● ENTRIES:
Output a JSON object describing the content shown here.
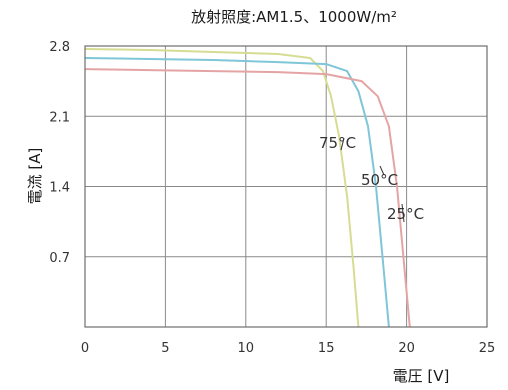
{
  "chart_data": {
    "type": "line",
    "title": "放射照度:AM1.5、1000W/m²",
    "xlabel": "電圧 [V]",
    "ylabel": "電流 [A]",
    "xlim": [
      0,
      25
    ],
    "ylim": [
      0,
      2.8
    ],
    "xticks": [
      "0",
      "5",
      "10",
      "15",
      "20",
      "25"
    ],
    "yticks": [
      "0.7",
      "1.4",
      "2.1",
      "2.8"
    ],
    "grid": true,
    "annotations": [
      "75°C",
      "50°C",
      "25°C"
    ],
    "series": [
      {
        "name": "75°C",
        "color": "#d6dc92",
        "points": [
          [
            0,
            2.77
          ],
          [
            4,
            2.76
          ],
          [
            8,
            2.74
          ],
          [
            12,
            2.72
          ],
          [
            14,
            2.68
          ],
          [
            14.8,
            2.55
          ],
          [
            15.3,
            2.3
          ],
          [
            15.8,
            1.9
          ],
          [
            16.3,
            1.3
          ],
          [
            16.7,
            0.6
          ],
          [
            17.0,
            0.0
          ]
        ]
      },
      {
        "name": "50°C",
        "color": "#7ec6d8",
        "points": [
          [
            0,
            2.68
          ],
          [
            4,
            2.67
          ],
          [
            8,
            2.66
          ],
          [
            12,
            2.64
          ],
          [
            15,
            2.62
          ],
          [
            16.3,
            2.55
          ],
          [
            17.0,
            2.35
          ],
          [
            17.6,
            2.0
          ],
          [
            18.1,
            1.4
          ],
          [
            18.5,
            0.7
          ],
          [
            18.9,
            0.0
          ]
        ]
      },
      {
        "name": "25°C",
        "color": "#e4a4a4",
        "points": [
          [
            0,
            2.57
          ],
          [
            4,
            2.56
          ],
          [
            8,
            2.55
          ],
          [
            12,
            2.54
          ],
          [
            15,
            2.52
          ],
          [
            17.2,
            2.45
          ],
          [
            18.2,
            2.3
          ],
          [
            18.9,
            2.0
          ],
          [
            19.4,
            1.4
          ],
          [
            19.8,
            0.7
          ],
          [
            20.2,
            0.0
          ]
        ]
      }
    ]
  }
}
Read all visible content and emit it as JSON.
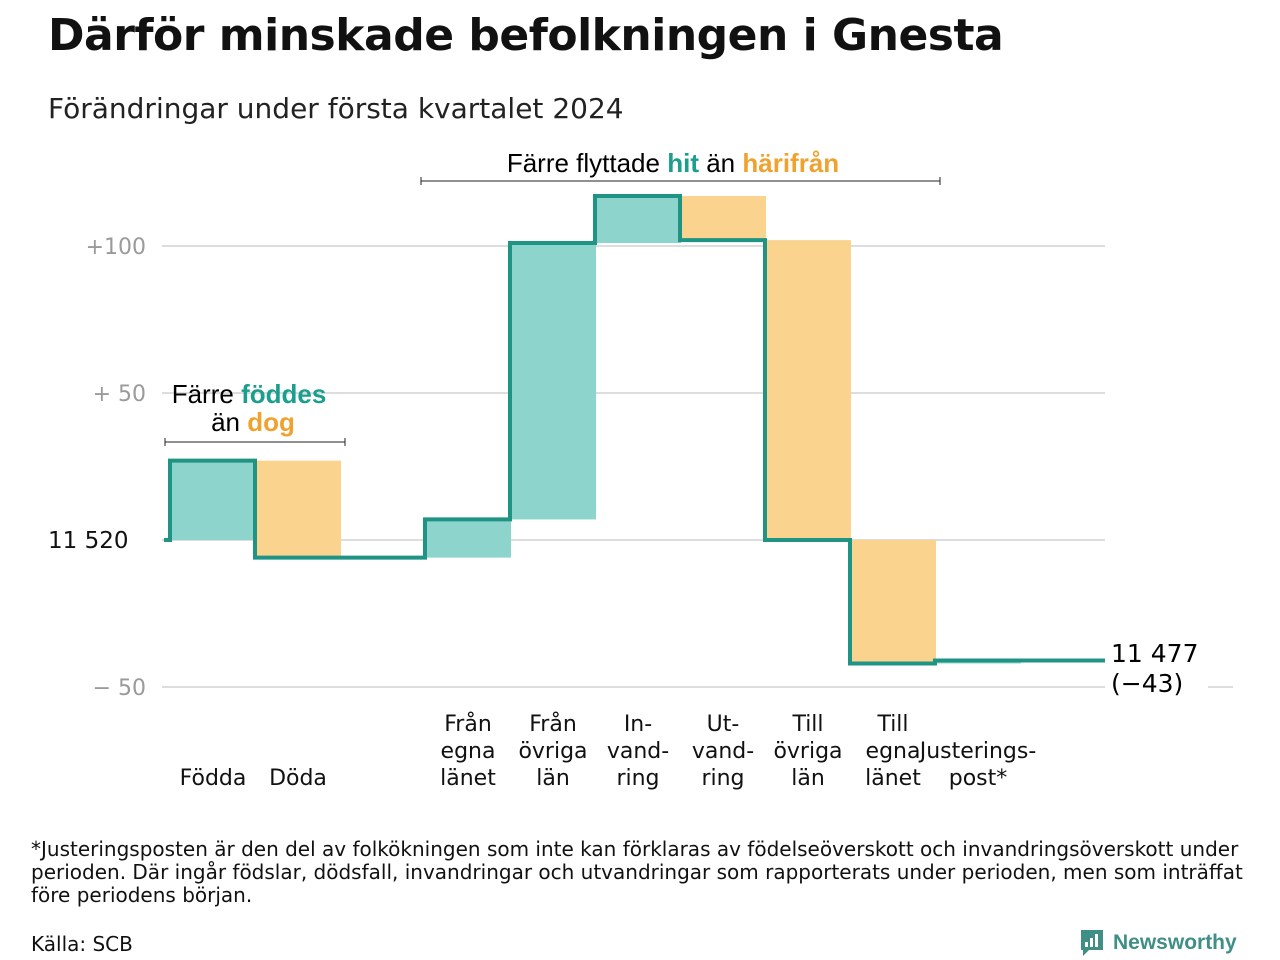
{
  "header": {
    "title": "Därför minskade befolkningen i Gnesta",
    "subtitle": "Förändringar under första kvartalet 2024"
  },
  "colors": {
    "increase": "#8dd5cc",
    "decrease": "#fad48e",
    "line": "#1f9384",
    "grid": "#dddddd",
    "accent_pos": "#1a9e8d",
    "accent_neg": "#f0a22e"
  },
  "chart_data": {
    "type": "waterfall",
    "start_value": 11520,
    "end_value": 11477,
    "ylim": [
      -55,
      120
    ],
    "y_ticks": [
      {
        "value": 100,
        "label": "+100"
      },
      {
        "value": 50,
        "label": "+  50"
      },
      {
        "value": 0,
        "label": "11  520"
      },
      {
        "value": -50,
        "label": "−  50"
      }
    ],
    "steps": [
      {
        "label": "Födda",
        "value": 27
      },
      {
        "label": "Döda",
        "value": -33
      },
      {
        "label": "Från egna länet",
        "value": 13
      },
      {
        "label": "Från övriga län",
        "value": 94
      },
      {
        "label": "In-vand-ring",
        "value": 16
      },
      {
        "label": "Ut-vand-ring",
        "value": -15
      },
      {
        "label": "Till övriga län",
        "value": -102
      },
      {
        "label": "Till egna länet",
        "value": -42
      },
      {
        "label": "Justerings-post*",
        "value": 1
      }
    ],
    "end_label": {
      "line1": "11 477",
      "line2": "(−43)"
    },
    "annotations": [
      {
        "prefix": "Färre",
        "pos": "föddes",
        "mid": "än",
        "neg": "dog"
      },
      {
        "prefix": "Färre flyttade",
        "pos": "hit",
        "mid": "än",
        "neg": "härifrån"
      }
    ]
  },
  "x_labels": [
    {
      "lines": [
        "Födda"
      ]
    },
    {
      "lines": [
        "Döda"
      ]
    },
    {
      "lines": [
        "Från",
        "egna",
        "länet"
      ]
    },
    {
      "lines": [
        "Från",
        "övriga",
        "län"
      ]
    },
    {
      "lines": [
        "In-",
        "vand-",
        "ring"
      ]
    },
    {
      "lines": [
        "Ut-",
        "vand-",
        "ring"
      ]
    },
    {
      "lines": [
        "Till",
        "övriga",
        "län"
      ]
    },
    {
      "lines": [
        "Till",
        "egna",
        "länet"
      ]
    },
    {
      "lines": [
        "Justerings-",
        "post*"
      ]
    }
  ],
  "footer": {
    "footnote": "*Justeringsposten är den del av folkökningen som inte kan förklaras av födelseöverskott och invandringsöverskott under perioden. Där ingår födslar, dödsfall, invandringar och utvandringar som rapporterats under perioden, men som inträffat före periodens början.",
    "source": "Källa: SCB",
    "brand": "Newsworthy",
    "brand_icon": "newsworthy-logo-icon"
  }
}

● TASK REQUIREMENTS: Omit every picture, then reproduce the rest of the listing exactly.

● EXERCISE OUTPUT:
Output a JSON object describing the content shown here.
{
  "chart_data": {
    "type": "line",
    "title": "放射照度:AM1.5、1000W/m²",
    "xlabel": "電圧 [V]",
    "ylabel": "電流 [A]",
    "xlim": [
      0,
      25
    ],
    "ylim": [
      0,
      2.8
    ],
    "xticks": [
      "0",
      "5",
      "10",
      "15",
      "20",
      "25"
    ],
    "yticks": [
      "0.7",
      "1.4",
      "2.1",
      "2.8"
    ],
    "grid": true,
    "annotations": [
      "75°C",
      "50°C",
      "25°C"
    ],
    "series": [
      {
        "name": "75°C",
        "color": "#d6dc92",
        "points": [
          [
            0,
            2.77
          ],
          [
            4,
            2.76
          ],
          [
            8,
            2.74
          ],
          [
            12,
            2.72
          ],
          [
            14,
            2.68
          ],
          [
            14.8,
            2.55
          ],
          [
            15.3,
            2.3
          ],
          [
            15.8,
            1.9
          ],
          [
            16.3,
            1.3
          ],
          [
            16.7,
            0.6
          ],
          [
            17.0,
            0.0
          ]
        ]
      },
      {
        "name": "50°C",
        "color": "#7ec6d8",
        "points": [
          [
            0,
            2.68
          ],
          [
            4,
            2.67
          ],
          [
            8,
            2.66
          ],
          [
            12,
            2.64
          ],
          [
            15,
            2.62
          ],
          [
            16.3,
            2.55
          ],
          [
            17.0,
            2.35
          ],
          [
            17.6,
            2.0
          ],
          [
            18.1,
            1.4
          ],
          [
            18.5,
            0.7
          ],
          [
            18.9,
            0.0
          ]
        ]
      },
      {
        "name": "25°C",
        "color": "#e4a4a4",
        "points": [
          [
            0,
            2.57
          ],
          [
            4,
            2.56
          ],
          [
            8,
            2.55
          ],
          [
            12,
            2.54
          ],
          [
            15,
            2.52
          ],
          [
            17.2,
            2.45
          ],
          [
            18.2,
            2.3
          ],
          [
            18.9,
            2.0
          ],
          [
            19.4,
            1.4
          ],
          [
            19.8,
            0.7
          ],
          [
            20.2,
            0.0
          ]
        ]
      }
    ]
  }
}
Read all visible content and emit it as JSON.
{
  "header": {
    "title": "Därför minskade befolkningen i Gnesta",
    "subtitle": "Förändringar under första kvartalet 2024"
  },
  "colors": {
    "increase": "#8dd5cc",
    "decrease": "#fad48e",
    "line": "#1f9384",
    "grid": "#dddddd",
    "accent_pos": "#1a9e8d",
    "accent_neg": "#f0a22e"
  },
  "chart_data": {
    "type": "waterfall",
    "start_value": 11520,
    "end_value": 11477,
    "ylim": [
      -55,
      120
    ],
    "y_ticks": [
      {
        "value": 100,
        "label": "+100"
      },
      {
        "value": 50,
        "label": "+  50"
      },
      {
        "value": 0,
        "label": "11  520"
      },
      {
        "value": -50,
        "label": "−  50"
      }
    ],
    "steps": [
      {
        "label": "Födda",
        "value": 27
      },
      {
        "label": "Döda",
        "value": -33
      },
      {
        "label": "Från egna länet",
        "value": 13
      },
      {
        "label": "Från övriga län",
        "value": 94
      },
      {
        "label": "In-vand-ring",
        "value": 16
      },
      {
        "label": "Ut-vand-ring",
        "value": -15
      },
      {
        "label": "Till övriga län",
        "value": -102
      },
      {
        "label": "Till egna länet",
        "value": -42
      },
      {
        "label": "Justerings-post*",
        "value": 1
      }
    ],
    "end_label": {
      "line1": "11 477",
      "line2": "(−43)"
    },
    "annotations": [
      {
        "prefix": "Färre",
        "pos": "föddes",
        "mid": "än",
        "neg": "dog"
      },
      {
        "prefix": "Färre flyttade",
        "pos": "hit",
        "mid": "än",
        "neg": "härifrån"
      }
    ]
  },
  "x_labels": [
    {
      "lines": [
        "Födda"
      ]
    },
    {
      "lines": [
        "Döda"
      ]
    },
    {
      "lines": [
        "Från",
        "egna",
        "länet"
      ]
    },
    {
      "lines": [
        "Från",
        "övriga",
        "län"
      ]
    },
    {
      "lines": [
        "In-",
        "vand-",
        "ring"
      ]
    },
    {
      "lines": [
        "Ut-",
        "vand-",
        "ring"
      ]
    },
    {
      "lines": [
        "Till",
        "övriga",
        "län"
      ]
    },
    {
      "lines": [
        "Till",
        "egna",
        "länet"
      ]
    },
    {
      "lines": [
        "Justerings-",
        "post*"
      ]
    }
  ],
  "footer": {
    "footnote": "*Justeringsposten är den del av folkökningen som inte kan förklaras av födelseöverskott och invandringsöverskott under perioden. Där ingår födslar, dödsfall, invandringar och utvandringar som rapporterats under perioden, men som inträffat före periodens början.",
    "source": "Källa: SCB",
    "brand": "Newsworthy",
    "brand_icon": "newsworthy-logo-icon"
  }
}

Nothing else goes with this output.